──────── Material for the task

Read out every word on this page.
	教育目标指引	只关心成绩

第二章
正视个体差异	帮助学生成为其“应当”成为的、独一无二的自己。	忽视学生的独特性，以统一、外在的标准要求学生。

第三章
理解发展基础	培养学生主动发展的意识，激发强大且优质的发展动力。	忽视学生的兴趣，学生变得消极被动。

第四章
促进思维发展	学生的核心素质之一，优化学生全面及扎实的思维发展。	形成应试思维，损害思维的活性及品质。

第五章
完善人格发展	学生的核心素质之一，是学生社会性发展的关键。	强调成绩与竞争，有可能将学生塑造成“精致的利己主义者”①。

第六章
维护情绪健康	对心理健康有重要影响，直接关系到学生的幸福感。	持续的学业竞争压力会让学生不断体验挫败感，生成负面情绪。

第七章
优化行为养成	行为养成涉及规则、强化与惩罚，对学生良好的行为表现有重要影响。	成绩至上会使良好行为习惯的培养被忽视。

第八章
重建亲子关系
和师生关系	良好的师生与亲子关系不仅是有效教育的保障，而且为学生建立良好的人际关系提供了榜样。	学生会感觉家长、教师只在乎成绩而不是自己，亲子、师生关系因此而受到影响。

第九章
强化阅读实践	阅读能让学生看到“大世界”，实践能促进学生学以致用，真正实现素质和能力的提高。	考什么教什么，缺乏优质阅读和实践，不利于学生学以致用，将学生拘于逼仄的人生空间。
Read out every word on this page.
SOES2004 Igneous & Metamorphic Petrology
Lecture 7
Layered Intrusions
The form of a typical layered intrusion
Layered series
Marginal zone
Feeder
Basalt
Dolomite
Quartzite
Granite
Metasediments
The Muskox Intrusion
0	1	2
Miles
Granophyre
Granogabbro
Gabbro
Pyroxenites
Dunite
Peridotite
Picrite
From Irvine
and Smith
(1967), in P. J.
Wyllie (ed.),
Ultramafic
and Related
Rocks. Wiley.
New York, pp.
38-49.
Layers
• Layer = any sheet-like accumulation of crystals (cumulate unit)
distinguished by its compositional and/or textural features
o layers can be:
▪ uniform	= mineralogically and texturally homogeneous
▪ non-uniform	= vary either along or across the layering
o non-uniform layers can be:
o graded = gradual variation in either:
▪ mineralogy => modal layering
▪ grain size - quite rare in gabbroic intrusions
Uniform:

────────────────

Short problem → Copy every line of the data that holds the string "layering".

Response below →
▪ non-uniform	= vary either along or across the layering
▪ mineralogy => modal layering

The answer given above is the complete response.